Records from a collection of figures
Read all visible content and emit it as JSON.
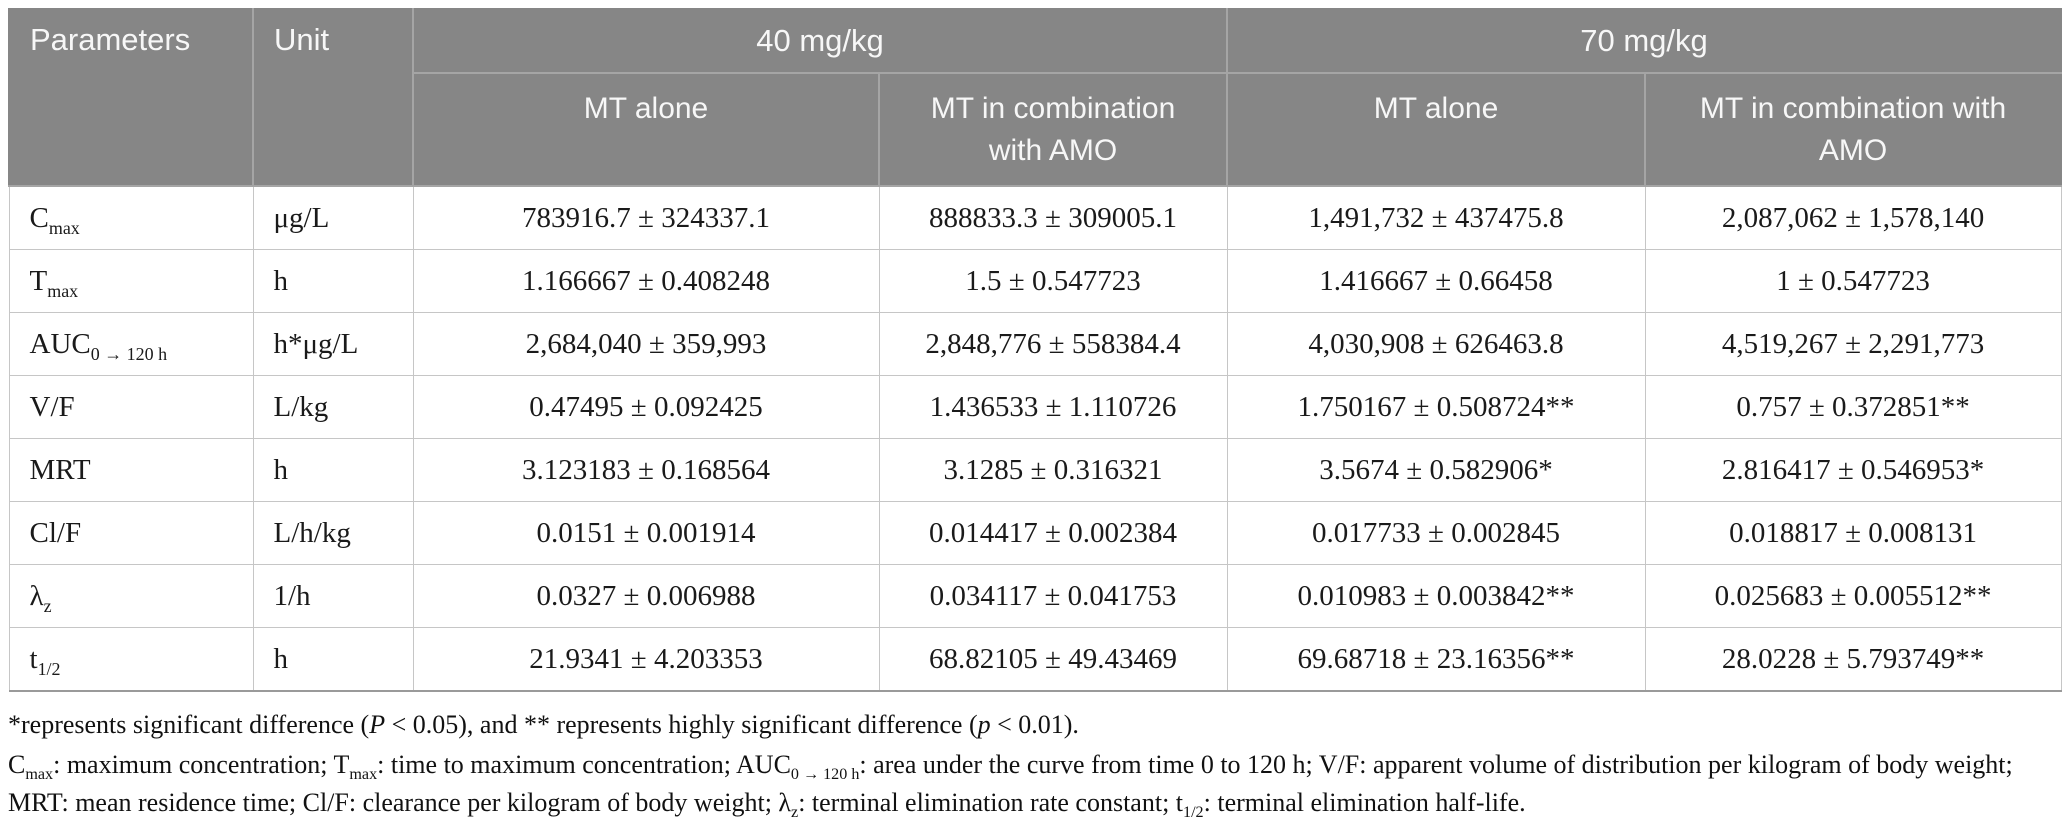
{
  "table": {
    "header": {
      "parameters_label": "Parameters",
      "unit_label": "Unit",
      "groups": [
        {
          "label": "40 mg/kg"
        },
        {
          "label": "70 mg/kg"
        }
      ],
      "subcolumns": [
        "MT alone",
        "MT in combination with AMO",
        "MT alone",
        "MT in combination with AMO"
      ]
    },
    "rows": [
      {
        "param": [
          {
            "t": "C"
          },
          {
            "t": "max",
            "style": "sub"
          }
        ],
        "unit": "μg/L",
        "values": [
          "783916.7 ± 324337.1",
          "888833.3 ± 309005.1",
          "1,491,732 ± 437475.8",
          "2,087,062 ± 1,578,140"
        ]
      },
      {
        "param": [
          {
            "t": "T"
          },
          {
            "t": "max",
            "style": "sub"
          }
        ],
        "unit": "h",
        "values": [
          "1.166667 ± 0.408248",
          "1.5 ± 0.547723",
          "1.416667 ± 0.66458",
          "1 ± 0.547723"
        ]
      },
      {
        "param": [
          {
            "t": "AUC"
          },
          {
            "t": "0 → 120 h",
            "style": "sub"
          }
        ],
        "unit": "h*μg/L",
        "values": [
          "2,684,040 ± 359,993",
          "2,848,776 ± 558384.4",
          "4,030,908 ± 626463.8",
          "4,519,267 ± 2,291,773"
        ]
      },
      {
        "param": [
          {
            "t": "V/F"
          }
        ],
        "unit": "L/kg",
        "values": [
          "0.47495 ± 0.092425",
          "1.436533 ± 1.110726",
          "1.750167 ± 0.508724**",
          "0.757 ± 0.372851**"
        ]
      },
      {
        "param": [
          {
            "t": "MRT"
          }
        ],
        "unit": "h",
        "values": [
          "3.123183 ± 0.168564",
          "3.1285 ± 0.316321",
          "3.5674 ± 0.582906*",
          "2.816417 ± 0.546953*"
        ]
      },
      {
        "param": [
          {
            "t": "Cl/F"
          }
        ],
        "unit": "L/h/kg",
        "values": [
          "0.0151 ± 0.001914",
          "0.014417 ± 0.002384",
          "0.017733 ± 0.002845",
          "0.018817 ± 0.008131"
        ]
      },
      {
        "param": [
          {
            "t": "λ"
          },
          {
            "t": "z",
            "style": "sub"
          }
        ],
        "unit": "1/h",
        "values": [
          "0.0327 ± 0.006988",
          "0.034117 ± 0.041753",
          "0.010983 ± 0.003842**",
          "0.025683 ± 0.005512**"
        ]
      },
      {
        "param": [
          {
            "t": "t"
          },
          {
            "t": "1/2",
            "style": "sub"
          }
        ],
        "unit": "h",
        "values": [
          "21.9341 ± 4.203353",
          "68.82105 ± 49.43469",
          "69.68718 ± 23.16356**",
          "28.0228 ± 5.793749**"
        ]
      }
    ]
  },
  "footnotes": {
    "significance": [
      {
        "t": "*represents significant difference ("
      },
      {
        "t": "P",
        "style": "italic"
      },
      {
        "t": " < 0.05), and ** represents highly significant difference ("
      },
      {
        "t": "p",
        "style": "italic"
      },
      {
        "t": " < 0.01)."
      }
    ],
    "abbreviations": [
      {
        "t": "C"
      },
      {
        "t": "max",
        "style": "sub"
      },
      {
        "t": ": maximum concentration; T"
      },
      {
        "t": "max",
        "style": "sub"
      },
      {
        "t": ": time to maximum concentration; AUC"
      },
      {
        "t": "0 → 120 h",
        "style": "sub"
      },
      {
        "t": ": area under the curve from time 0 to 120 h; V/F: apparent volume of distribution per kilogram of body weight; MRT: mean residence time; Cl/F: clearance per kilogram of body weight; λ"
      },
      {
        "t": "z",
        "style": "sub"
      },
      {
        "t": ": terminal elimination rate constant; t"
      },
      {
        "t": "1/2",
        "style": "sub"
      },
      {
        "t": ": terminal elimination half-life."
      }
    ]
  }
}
==
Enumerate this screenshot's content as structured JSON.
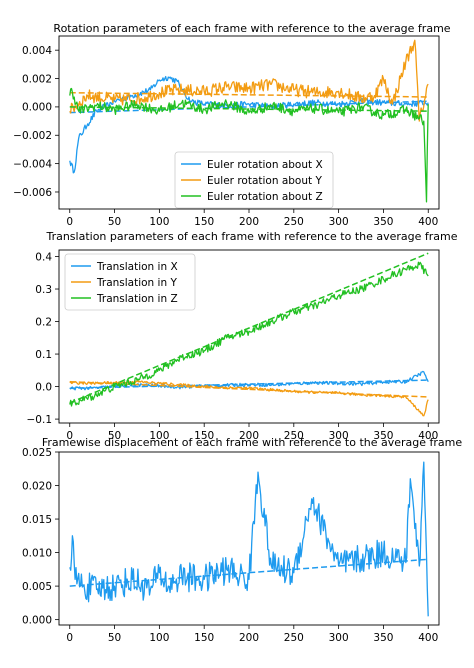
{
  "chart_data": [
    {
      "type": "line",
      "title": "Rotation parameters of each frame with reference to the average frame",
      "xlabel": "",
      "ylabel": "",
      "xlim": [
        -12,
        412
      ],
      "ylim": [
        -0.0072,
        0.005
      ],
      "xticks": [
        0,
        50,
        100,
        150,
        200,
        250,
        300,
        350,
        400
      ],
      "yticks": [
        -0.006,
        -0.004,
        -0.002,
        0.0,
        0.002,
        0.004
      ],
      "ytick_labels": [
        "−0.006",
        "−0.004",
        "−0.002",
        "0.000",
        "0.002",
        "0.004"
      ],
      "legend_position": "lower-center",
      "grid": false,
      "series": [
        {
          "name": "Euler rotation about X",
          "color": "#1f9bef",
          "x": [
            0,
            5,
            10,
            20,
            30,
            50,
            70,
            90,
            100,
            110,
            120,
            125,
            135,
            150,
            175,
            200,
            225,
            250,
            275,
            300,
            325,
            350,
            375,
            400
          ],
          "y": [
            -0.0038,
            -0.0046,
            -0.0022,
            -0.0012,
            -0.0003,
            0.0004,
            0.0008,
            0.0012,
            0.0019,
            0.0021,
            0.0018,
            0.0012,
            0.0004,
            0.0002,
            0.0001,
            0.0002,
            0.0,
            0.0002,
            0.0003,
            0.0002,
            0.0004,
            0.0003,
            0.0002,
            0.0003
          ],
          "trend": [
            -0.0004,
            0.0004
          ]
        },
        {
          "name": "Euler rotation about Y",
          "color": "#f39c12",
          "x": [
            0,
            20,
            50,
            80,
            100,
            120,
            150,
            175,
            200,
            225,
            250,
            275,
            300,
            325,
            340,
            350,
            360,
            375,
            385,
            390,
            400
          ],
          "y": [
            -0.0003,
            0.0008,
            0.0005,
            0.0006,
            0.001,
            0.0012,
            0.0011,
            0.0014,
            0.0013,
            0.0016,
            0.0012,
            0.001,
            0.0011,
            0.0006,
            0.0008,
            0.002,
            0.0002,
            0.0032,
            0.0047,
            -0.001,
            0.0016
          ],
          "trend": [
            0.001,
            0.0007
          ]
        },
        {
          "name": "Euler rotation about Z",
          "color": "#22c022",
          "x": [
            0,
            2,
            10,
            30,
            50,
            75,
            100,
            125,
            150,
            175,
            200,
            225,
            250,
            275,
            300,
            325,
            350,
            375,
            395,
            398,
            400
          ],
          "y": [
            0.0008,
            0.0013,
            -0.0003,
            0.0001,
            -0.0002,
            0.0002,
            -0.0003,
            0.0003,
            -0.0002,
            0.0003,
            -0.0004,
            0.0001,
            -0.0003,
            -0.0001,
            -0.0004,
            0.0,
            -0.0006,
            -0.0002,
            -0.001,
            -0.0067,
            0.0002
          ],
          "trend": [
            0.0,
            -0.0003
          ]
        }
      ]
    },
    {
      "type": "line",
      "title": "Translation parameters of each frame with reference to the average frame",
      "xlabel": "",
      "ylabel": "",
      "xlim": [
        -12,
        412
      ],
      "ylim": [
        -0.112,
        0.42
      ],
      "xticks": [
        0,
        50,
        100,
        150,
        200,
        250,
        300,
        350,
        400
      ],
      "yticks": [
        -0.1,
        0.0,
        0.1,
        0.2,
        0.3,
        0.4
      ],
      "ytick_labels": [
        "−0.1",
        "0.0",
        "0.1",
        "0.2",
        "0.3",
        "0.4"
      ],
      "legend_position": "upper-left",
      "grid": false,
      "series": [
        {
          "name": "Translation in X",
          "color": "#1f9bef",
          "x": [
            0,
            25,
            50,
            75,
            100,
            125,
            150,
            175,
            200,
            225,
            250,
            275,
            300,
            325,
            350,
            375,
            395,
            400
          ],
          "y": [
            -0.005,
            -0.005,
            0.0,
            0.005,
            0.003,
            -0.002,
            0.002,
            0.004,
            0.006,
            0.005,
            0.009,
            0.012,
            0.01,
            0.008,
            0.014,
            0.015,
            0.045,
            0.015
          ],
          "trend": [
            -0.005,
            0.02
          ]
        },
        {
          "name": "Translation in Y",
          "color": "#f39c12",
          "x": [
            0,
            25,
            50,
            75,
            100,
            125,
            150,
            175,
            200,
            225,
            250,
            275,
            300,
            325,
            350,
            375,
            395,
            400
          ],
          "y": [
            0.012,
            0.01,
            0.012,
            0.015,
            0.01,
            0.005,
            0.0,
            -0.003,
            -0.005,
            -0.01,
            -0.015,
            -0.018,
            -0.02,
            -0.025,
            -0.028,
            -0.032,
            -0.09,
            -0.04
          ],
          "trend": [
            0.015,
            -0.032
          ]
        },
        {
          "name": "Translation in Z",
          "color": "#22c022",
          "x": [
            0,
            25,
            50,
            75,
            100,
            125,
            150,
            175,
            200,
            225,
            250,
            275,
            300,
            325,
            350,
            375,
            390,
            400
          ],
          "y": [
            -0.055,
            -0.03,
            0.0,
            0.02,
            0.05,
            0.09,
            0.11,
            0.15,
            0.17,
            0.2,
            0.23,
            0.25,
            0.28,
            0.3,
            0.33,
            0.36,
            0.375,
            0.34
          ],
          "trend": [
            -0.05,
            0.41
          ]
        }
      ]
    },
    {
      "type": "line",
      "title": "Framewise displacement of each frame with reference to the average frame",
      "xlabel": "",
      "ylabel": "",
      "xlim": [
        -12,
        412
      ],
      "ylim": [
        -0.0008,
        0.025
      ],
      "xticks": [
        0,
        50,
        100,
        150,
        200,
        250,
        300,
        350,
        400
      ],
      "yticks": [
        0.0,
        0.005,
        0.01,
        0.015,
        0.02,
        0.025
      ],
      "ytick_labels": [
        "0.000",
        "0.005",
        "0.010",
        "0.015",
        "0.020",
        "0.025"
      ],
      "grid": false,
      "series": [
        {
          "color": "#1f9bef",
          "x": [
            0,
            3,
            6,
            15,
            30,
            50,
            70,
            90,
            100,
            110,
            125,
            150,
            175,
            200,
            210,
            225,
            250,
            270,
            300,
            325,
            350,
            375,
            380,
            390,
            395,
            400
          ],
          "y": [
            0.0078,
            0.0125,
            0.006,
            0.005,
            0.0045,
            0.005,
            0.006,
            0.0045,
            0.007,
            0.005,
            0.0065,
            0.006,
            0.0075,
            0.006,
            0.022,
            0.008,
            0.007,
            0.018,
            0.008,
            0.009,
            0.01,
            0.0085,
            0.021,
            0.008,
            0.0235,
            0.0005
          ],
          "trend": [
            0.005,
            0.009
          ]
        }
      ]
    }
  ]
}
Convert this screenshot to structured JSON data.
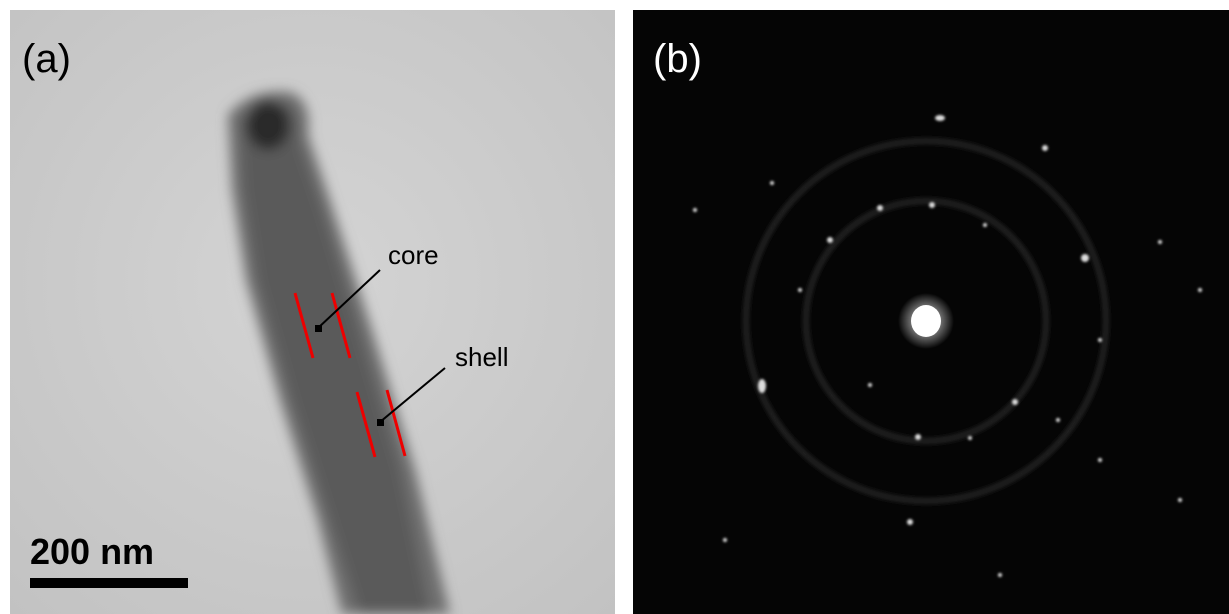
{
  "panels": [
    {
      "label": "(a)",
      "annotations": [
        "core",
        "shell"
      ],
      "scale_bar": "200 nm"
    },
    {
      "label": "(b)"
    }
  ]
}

- _What the task requires_: Return from the data every line that holds "about".

- _Task output_:
          "name": "Euler rotation about X",
          "name": "Euler rotation about Y",
          "name": "Euler rotation about Z",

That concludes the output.